**Task**. Repeat exactly each line of the data provided below.

**Given entries**.
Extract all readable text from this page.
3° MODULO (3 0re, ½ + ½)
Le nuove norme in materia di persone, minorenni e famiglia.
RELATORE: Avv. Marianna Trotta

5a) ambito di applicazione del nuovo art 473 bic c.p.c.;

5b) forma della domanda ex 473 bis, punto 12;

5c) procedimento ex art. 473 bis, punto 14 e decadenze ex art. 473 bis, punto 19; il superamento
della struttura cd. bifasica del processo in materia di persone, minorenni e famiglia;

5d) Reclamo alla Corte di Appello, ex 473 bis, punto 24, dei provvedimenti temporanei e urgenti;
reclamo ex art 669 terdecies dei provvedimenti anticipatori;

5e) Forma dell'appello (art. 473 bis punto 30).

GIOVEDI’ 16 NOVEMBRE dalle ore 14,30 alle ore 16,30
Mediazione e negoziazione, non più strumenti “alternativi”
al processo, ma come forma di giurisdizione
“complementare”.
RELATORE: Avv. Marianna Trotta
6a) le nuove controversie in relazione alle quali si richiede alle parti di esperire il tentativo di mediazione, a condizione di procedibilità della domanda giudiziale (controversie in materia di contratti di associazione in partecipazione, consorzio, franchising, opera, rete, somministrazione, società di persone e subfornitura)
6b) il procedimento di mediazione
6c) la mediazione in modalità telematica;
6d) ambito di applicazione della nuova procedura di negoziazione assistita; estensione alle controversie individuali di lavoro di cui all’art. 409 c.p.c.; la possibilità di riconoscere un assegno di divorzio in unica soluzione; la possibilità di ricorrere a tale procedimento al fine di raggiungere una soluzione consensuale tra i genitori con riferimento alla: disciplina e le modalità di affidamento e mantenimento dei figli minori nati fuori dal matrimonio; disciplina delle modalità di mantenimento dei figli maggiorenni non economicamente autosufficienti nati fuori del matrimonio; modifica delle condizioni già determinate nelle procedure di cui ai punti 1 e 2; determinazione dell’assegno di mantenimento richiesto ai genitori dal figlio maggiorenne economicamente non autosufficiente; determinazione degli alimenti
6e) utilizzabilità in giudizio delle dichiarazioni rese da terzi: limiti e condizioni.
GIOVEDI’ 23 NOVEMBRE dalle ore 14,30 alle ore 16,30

**Correct response**.
Extract all readable text from this page.
3° MODULO (3 0re, ½ + ½)
Le nuove norme in materia di persone, minorenni e famiglia.
RELATORE: Avv. Marianna Trotta

5a) ambito di applicazione del nuovo art 473 bic c.p.c.;

5b) forma della domanda ex 473 bis, punto 12;

5c) procedimento ex art. 473 bis, punto 14 e decadenze ex art. 473 bis, punto 19; il superamento
della struttura cd. bifasica del processo in materia di persone, minorenni e famiglia;

5d) Reclamo alla Corte di Appello, ex 473 bis, punto 24, dei provvedimenti temporanei e urgenti;
reclamo ex art 669 terdecies dei provvedimenti anticipatori;

5e) Forma dell'appello (art. 473 bis punto 30).

GIOVEDI’ 16 NOVEMBRE dalle ore 14,30 alle ore 16,30
Mediazione e negoziazione, non più strumenti “alternativi”
al processo, ma come forma di giurisdizione
“complementare”.
RELATORE: Avv. Marianna Trotta
6a) le nuove controversie in relazione alle quali si richiede alle parti di esperire il tentativo di mediazione, a condizione di procedibilità della domanda giudiziale (controversie in materia di contratti di associazione in partecipazione, consorzio, franchising, opera, rete, somministrazione, società di persone e subfornitura)
6b) il procedimento di mediazione
6c) la mediazione in modalità telematica;
6d) ambito di applicazione della nuova procedura di negoziazione assistita; estensione alle controversie individuali di lavoro di cui all’art. 409 c.p.c.; la possibilità di riconoscere un assegno di divorzio in unica soluzione; la possibilità di ricorrere a tale procedimento al fine di raggiungere una soluzione consensuale tra i genitori con riferimento alla: disciplina e le modalità di affidamento e mantenimento dei figli minori nati fuori dal matrimonio; disciplina delle modalità di mantenimento dei figli maggiorenni non economicamente autosufficienti nati fuori del matrimonio; modifica delle condizioni già determinate nelle procedure di cui ai punti 1 e 2; determinazione dell’assegno di mantenimento richiesto ai genitori dal figlio maggiorenne economicamente non autosufficiente; determinazione degli alimenti
6e) utilizzabilità in giudizio delle dichiarazioni rese da terzi: limiti e condizioni.
GIOVEDI’ 23 NOVEMBRE dalle ore 14,30 alle ore 16,30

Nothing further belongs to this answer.